● The exercise
Each line of the material must be returned exactly.

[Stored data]

◆ ◆ ◆ ◆ ◆

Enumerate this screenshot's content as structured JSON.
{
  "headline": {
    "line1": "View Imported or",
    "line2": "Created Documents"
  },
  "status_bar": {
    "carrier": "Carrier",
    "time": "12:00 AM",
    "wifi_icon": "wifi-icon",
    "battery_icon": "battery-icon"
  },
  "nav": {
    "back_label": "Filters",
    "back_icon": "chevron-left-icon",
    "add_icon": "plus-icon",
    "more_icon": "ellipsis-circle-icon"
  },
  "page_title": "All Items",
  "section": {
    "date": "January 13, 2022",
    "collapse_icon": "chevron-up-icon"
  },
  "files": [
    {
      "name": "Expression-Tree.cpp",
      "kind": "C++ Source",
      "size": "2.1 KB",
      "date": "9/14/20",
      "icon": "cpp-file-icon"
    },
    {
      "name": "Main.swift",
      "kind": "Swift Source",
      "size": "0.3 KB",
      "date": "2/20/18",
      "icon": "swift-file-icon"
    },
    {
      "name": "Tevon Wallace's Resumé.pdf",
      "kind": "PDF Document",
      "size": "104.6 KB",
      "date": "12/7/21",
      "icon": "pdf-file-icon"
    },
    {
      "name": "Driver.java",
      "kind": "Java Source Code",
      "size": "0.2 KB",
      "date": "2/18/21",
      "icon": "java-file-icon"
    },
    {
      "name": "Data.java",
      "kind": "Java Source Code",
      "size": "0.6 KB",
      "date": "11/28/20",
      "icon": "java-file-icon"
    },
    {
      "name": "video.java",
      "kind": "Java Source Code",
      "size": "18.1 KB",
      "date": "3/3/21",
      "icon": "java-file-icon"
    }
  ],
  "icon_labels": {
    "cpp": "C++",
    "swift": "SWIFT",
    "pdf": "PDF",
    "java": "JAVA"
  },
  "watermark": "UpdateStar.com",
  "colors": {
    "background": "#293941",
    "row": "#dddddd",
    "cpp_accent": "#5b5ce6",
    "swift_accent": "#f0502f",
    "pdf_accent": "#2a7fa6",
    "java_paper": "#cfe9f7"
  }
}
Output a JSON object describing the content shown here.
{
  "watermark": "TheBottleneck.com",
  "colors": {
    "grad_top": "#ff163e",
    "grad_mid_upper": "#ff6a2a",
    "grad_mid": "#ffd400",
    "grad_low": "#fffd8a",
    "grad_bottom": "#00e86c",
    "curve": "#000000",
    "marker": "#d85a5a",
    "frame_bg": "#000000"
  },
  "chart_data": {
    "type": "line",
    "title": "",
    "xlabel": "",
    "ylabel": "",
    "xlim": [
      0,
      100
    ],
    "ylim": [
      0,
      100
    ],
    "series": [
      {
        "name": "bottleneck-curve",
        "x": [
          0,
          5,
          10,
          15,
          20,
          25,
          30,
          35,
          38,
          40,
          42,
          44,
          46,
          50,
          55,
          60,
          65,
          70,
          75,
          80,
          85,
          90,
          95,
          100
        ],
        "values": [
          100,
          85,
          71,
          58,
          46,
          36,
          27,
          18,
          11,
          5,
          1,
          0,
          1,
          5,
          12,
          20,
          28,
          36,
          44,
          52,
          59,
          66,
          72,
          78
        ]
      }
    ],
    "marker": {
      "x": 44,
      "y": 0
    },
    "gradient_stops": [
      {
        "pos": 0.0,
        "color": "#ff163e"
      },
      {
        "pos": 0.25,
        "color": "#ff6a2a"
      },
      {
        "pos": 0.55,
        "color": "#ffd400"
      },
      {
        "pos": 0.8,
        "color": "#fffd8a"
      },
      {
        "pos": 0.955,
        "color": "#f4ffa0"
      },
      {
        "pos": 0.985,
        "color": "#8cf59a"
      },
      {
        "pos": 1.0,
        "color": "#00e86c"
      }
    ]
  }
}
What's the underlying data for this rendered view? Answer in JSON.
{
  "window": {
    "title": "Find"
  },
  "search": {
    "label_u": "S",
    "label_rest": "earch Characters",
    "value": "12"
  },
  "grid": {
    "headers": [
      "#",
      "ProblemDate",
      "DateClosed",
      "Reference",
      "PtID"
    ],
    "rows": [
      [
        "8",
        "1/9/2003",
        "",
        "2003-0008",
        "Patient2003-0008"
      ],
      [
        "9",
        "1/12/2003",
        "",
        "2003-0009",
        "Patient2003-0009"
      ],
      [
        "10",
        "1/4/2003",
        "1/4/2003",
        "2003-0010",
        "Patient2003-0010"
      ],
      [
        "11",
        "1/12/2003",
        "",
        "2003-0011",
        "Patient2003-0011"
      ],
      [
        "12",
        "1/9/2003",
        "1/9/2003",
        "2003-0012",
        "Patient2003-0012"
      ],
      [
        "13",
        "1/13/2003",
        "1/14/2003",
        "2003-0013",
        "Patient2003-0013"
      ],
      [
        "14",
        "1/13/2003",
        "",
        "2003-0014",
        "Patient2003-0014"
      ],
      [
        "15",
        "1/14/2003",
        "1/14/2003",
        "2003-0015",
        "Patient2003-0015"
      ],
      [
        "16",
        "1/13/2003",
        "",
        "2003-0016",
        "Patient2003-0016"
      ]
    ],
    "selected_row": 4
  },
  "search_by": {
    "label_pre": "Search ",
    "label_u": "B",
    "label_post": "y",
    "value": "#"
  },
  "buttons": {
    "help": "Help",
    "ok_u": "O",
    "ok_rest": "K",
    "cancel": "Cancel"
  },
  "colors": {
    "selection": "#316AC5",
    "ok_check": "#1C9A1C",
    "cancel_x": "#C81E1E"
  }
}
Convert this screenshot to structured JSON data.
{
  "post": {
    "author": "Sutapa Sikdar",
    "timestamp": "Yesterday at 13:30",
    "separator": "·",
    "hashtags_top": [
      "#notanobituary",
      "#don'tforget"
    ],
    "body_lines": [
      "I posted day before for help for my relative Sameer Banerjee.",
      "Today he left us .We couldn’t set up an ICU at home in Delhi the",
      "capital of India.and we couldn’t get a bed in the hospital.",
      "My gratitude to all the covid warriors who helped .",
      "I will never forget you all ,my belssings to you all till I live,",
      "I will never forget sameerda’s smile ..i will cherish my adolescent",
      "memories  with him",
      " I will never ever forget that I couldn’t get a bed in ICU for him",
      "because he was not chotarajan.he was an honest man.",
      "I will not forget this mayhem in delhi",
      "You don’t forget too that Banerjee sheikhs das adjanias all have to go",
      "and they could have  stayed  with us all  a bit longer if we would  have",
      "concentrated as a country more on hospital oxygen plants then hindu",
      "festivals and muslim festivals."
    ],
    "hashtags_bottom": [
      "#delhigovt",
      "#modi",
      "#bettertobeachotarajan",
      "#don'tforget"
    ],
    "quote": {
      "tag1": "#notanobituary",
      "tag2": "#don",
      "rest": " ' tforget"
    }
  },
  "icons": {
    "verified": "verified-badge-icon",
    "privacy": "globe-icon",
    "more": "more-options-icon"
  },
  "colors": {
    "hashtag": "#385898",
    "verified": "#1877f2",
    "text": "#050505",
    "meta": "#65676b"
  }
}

◆ ◆ ◆ ◆ ◆

● Task result
Enumerate this screenshot's content as structured JSON.
{
  "headline": {
    "line1": "View Imported or",
    "line2": "Created Documents"
  },
  "status_bar": {
    "carrier": "Carrier",
    "time": "12:00 AM",
    "wifi_icon": "wifi-icon",
    "battery_icon": "battery-icon"
  },
  "nav": {
    "back_label": "Filters",
    "back_icon": "chevron-left-icon",
    "add_icon": "plus-icon",
    "more_icon": "ellipsis-circle-icon"
  },
  "page_title": "All Items",
  "section": {
    "date": "January 13, 2022",
    "collapse_icon": "chevron-up-icon"
  },
  "files": [
    {
      "name": "Expression-Tree.cpp",
      "kind": "C++ Source",
      "size": "2.1 KB",
      "date": "9/14/20",
      "icon": "cpp-file-icon"
    },
    {
      "name": "Main.swift",
      "kind": "Swift Source",
      "size": "0.3 KB",
      "date": "2/20/18",
      "icon": "swift-file-icon"
    },
    {
      "name": "Tevon Wallace's Resumé.pdf",
      "kind": "PDF Document",
      "size": "104.6 KB",
      "date": "12/7/21",
      "icon": "pdf-file-icon"
    },
    {
      "name": "Driver.java",
      "kind": "Java Source Code",
      "size": "0.2 KB",
      "date": "2/18/21",
      "icon": "java-file-icon"
    },
    {
      "name": "Data.java",
      "kind": "Java Source Code",
      "size": "0.6 KB",
      "date": "11/28/20",
      "icon": "java-file-icon"
    },
    {
      "name": "video.java",
      "kind": "Java Source Code",
      "size": "18.1 KB",
      "date": "3/3/21",
      "icon": "java-file-icon"
    }
  ],
  "icon_labels": {
    "cpp": "C++",
    "swift": "SWIFT",
    "pdf": "PDF",
    "java": "JAVA"
  },
  "watermark": "UpdateStar.com",
  "colors": {
    "background": "#293941",
    "row": "#dddddd",
    "cpp_accent": "#5b5ce6",
    "swift_accent": "#f0502f",
    "pdf_accent": "#2a7fa6",
    "java_paper": "#cfe9f7"
  }
}
Output a JSON object describing the content shown here.
{
  "watermark": "TheBottleneck.com",
  "colors": {
    "grad_top": "#ff163e",
    "grad_mid_upper": "#ff6a2a",
    "grad_mid": "#ffd400",
    "grad_low": "#fffd8a",
    "grad_bottom": "#00e86c",
    "curve": "#000000",
    "marker": "#d85a5a",
    "frame_bg": "#000000"
  },
  "chart_data": {
    "type": "line",
    "title": "",
    "xlabel": "",
    "ylabel": "",
    "xlim": [
      0,
      100
    ],
    "ylim": [
      0,
      100
    ],
    "series": [
      {
        "name": "bottleneck-curve",
        "x": [
          0,
          5,
          10,
          15,
          20,
          25,
          30,
          35,
          38,
          40,
          42,
          44,
          46,
          50,
          55,
          60,
          65,
          70,
          75,
          80,
          85,
          90,
          95,
          100
        ],
        "values": [
          100,
          85,
          71,
          58,
          46,
          36,
          27,
          18,
          11,
          5,
          1,
          0,
          1,
          5,
          12,
          20,
          28,
          36,
          44,
          52,
          59,
          66,
          72,
          78
        ]
      }
    ],
    "marker": {
      "x": 44,
      "y": 0
    },
    "gradient_stops": [
      {
        "pos": 0.0,
        "color": "#ff163e"
      },
      {
        "pos": 0.25,
        "color": "#ff6a2a"
      },
      {
        "pos": 0.55,
        "color": "#ffd400"
      },
      {
        "pos": 0.8,
        "color": "#fffd8a"
      },
      {
        "pos": 0.955,
        "color": "#f4ffa0"
      },
      {
        "pos": 0.985,
        "color": "#8cf59a"
      },
      {
        "pos": 1.0,
        "color": "#00e86c"
      }
    ]
  }
}
What's the underlying data for this rendered view? Answer in JSON.
{
  "window": {
    "title": "Find"
  },
  "search": {
    "label_u": "S",
    "label_rest": "earch Characters",
    "value": "12"
  },
  "grid": {
    "headers": [
      "#",
      "ProblemDate",
      "DateClosed",
      "Reference",
      "PtID"
    ],
    "rows": [
      [
        "8",
        "1/9/2003",
        "",
        "2003-0008",
        "Patient2003-0008"
      ],
      [
        "9",
        "1/12/2003",
        "",
        "2003-0009",
        "Patient2003-0009"
      ],
      [
        "10",
        "1/4/2003",
        "1/4/2003",
        "2003-0010",
        "Patient2003-0010"
      ],
      [
        "11",
        "1/12/2003",
        "",
        "2003-0011",
        "Patient2003-0011"
      ],
      [
        "12",
        "1/9/2003",
        "1/9/2003",
        "2003-0012",
        "Patient2003-0012"
      ],
      [
        "13",
        "1/13/2003",
        "1/14/2003",
        "2003-0013",
        "Patient2003-0013"
      ],
      [
        "14",
        "1/13/2003",
        "",
        "2003-0014",
        "Patient2003-0014"
      ],
      [
        "15",
        "1/14/2003",
        "1/14/2003",
        "2003-0015",
        "Patient2003-0015"
      ],
      [
        "16",
        "1/13/2003",
        "",
        "2003-0016",
        "Patient2003-0016"
      ]
    ],
    "selected_row": 4
  },
  "search_by": {
    "label_pre": "Search ",
    "label_u": "B",
    "label_post": "y",
    "value": "#"
  },
  "buttons": {
    "help": "Help",
    "ok_u": "O",
    "ok_rest": "K",
    "cancel": "Cancel"
  },
  "colors": {
    "selection": "#316AC5",
    "ok_check": "#1C9A1C",
    "cancel_x": "#C81E1E"
  }
}
Convert this screenshot to structured JSON data.
{
  "post": {
    "author": "Sutapa Sikdar",
    "timestamp": "Yesterday at 13:30",
    "separator": "·",
    "hashtags_top": [
      "#notanobituary",
      "#don'tforget"
    ],
    "body_lines": [
      "I posted day before for help for my relative Sameer Banerjee.",
      "Today he left us .We couldn’t set up an ICU at home in Delhi the",
      "capital of India.and we couldn’t get a bed in the hospital.",
      "My gratitude to all the covid warriors who helped .",
      "I will never forget you all ,my belssings to you all till I live,",
      "I will never forget sameerda’s smile ..i will cherish my adolescent",
      "memories  with him",
      " I will never ever forget that I couldn’t get a bed in ICU for him",
      "because he was not chotarajan.he was an honest man.",
      "I will not forget this mayhem in delhi",
      "You don’t forget too that Banerjee sheikhs das adjanias all have to go",
      "and they could have  stayed  with us all  a bit longer if we would  have",
      "concentrated as a country more on hospital oxygen plants then hindu",
      "festivals and muslim festivals."
    ],
    "hashtags_bottom": [
      "#delhigovt",
      "#modi",
      "#bettertobeachotarajan",
      "#don'tforget"
    ],
    "quote": {
      "tag1": "#notanobituary",
      "tag2": "#don",
      "rest": " ' tforget"
    }
  },
  "icons": {
    "verified": "verified-badge-icon",
    "privacy": "globe-icon",
    "more": "more-options-icon"
  },
  "colors": {
    "hashtag": "#385898",
    "verified": "#1877f2",
    "text": "#050505",
    "meta": "#65676b"
  }
}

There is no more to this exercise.